### [PROVIDED TEXT]
----------------------------------------

Very, very rough. And I am genuinely not trying to be mean or overly critical, it's just been very long and not very beginner friendly. As I got through the book more and more, I started to be more into it; but admittedly there are many, many issue.

The first issue I'd like to address is the opening chapter. When writing an opening chapter, artists should really be concerned with three things and usually in this order:

Defining the laws of the land, and setting the scene

Defining the characters and their motives or at least establish a baseline personality/storyline

Create intrigue and hold the reader through a chapter.

The opening chapter of this book only does one of these things well. It feels way too fast paced without taking the time to describe the scene in enough detail. When I read I just tried to imagine a blank castle, no real interesting qualities, because I had nothing else to go off of. It feels like this author had so many ideas bottled up in their head, so many different aspects to this world, it's just a shame I can't enjoy them. The chapter structure is weird, but I liked it. However, the pacing is awful. There is too much going on, there are too many characters, and not enough time is given to each character to bring out my interest in any particular one. Decan is the only one I felt I had a grasp on, and even still I wasn't able to pinpoint who this character was supposed to be. 

I think there was a process to get to the action as soon as possible, there is so much action and turmoil, it feels like the more I read the more I felt I wanted to know more. If these chapters were split into five chapters each of the same length, the pacing would be so much better in my opinion. Going over the castle, introducing characters, taking two or three characters just for drama and detail. Next, have a battle scene into a chapter that ramps up the energy slightly. Then, have the meeting be a chapter. After that, have at least two chapters of them going to the battlefield. Then, at the battle field, a minimum of five chapters should be spent in the action, in the moments between combat, and building up the other commanders and how Decan is as a leader. Then get into the capturing, have that be a chapter. Then have a separate chapter for the prison scene, and continue to give time to these characters. Why?

----------------------------------------

### [DATA]
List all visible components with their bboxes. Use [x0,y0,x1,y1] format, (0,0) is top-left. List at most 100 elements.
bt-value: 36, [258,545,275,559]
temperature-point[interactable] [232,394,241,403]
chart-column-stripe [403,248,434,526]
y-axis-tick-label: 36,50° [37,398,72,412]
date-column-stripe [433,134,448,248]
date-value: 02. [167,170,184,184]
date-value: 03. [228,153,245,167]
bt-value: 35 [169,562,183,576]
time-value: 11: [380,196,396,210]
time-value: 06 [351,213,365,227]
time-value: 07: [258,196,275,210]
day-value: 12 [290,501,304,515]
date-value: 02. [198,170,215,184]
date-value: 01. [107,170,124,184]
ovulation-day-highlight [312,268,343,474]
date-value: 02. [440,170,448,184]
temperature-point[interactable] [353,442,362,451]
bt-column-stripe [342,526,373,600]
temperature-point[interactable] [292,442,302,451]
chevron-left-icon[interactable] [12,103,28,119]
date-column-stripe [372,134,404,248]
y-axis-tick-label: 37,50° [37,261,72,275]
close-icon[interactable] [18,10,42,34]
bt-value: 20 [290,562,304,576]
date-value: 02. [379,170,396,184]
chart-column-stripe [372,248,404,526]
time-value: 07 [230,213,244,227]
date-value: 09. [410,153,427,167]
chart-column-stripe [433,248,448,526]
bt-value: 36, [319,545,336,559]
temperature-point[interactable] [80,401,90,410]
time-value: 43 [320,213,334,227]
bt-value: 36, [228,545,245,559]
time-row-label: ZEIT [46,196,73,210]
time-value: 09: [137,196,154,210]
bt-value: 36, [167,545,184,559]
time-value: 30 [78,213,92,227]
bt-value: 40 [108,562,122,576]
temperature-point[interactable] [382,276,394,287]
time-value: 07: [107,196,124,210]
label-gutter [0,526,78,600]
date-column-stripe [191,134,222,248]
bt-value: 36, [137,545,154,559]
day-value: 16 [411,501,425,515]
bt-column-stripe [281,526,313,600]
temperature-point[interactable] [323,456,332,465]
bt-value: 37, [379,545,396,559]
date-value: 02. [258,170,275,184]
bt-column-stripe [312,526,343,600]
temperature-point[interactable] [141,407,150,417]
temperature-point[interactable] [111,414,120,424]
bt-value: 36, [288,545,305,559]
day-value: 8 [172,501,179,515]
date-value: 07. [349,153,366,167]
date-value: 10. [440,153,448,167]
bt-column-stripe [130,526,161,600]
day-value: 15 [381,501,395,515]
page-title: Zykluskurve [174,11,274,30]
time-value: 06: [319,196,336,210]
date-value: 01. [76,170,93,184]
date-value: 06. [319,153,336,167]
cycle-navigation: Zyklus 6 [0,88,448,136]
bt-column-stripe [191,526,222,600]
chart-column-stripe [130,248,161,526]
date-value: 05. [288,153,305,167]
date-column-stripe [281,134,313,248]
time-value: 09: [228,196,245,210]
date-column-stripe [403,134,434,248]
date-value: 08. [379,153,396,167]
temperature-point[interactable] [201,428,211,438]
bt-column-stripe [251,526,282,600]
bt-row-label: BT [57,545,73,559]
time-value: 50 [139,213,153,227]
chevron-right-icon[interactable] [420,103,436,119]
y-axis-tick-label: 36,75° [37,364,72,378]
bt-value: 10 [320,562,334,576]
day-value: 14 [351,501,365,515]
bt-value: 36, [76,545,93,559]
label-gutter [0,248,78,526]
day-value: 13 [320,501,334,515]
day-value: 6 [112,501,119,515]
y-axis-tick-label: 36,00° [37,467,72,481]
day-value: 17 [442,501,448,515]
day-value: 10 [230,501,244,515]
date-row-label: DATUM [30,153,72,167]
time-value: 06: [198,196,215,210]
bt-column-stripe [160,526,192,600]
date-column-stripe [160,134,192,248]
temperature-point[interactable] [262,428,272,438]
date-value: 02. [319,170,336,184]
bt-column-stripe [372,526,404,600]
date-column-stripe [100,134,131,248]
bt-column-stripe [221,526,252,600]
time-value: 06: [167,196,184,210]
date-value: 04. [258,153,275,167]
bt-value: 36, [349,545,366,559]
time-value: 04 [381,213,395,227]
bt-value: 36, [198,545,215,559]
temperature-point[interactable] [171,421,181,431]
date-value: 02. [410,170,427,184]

----------------------------------------

### [TASK REQUIREMENTS]
(1) In the book review, list the three things the reviewer says an opening chapter should be concerned with.
(2) Quote the passage of the book review that begins with the words containing "Defining the characters" and ends with "through a chapter.".
(3) Answer these questions from the book review.
(a) Which character is the only one the reviewer felt they had a grasp on?
(b) What did the reviewer try to imagine while reading, for lack of detail?
(c) At minimum, how many chapters does the reviewer say should be spent in the action at the battlefield?
Work only from the book review and ignore the lines.

### [SOLUTIONS BELOW]
(1)
1. Defining the laws of the land, and setting the scene
2. Defining the characters and their motives or at least establish a baseline personality/storyline
3. Create intrigue and hold the reader through a chapter.

(2)
Defining the characters and their motives or at least establish a baseline personality/storyline

Create intrigue and hold the reader through a chapter.

(3)
(a) Decan.
(b) A blank castle with no real interesting qualities.
(c) Five.